** Start of DATA IN THIS EXERCISE **

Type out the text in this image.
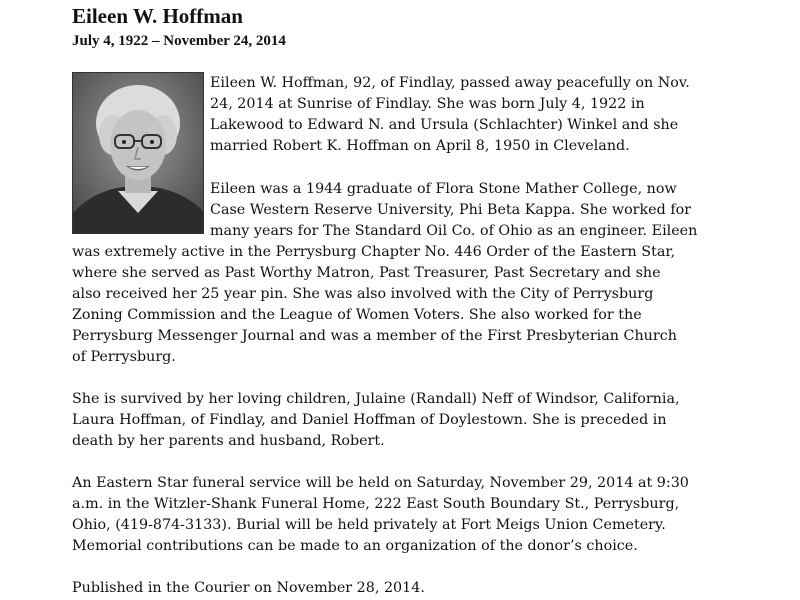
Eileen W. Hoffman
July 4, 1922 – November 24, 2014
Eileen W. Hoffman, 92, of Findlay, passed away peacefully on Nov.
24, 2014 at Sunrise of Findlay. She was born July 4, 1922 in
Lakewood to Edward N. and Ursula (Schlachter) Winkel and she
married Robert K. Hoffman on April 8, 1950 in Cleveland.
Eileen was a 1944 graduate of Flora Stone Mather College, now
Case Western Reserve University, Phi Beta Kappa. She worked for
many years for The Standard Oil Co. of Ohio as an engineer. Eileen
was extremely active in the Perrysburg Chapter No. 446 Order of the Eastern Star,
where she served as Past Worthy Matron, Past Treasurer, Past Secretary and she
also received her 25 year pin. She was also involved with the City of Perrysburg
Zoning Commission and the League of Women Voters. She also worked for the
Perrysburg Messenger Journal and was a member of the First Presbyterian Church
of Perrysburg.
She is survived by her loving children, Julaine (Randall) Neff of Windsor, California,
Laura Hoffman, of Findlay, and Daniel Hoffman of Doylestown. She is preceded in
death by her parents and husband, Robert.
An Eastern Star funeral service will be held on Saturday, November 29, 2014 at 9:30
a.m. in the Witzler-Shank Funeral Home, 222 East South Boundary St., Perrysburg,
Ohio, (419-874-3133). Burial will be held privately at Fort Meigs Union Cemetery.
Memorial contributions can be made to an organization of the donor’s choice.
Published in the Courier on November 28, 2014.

** End of DATA IN THIS EXERCISE **

* PROBLEM DESCRIPTION:
Show every line above in which the word "Eastern" occurs.

* RESPONSE TO THE TASK:
was extremely active in the Perrysburg Chapter No. 446 Order of the Eastern Star,
An Eastern Star funeral service will be held on Saturday, November 29, 2014 at 9:30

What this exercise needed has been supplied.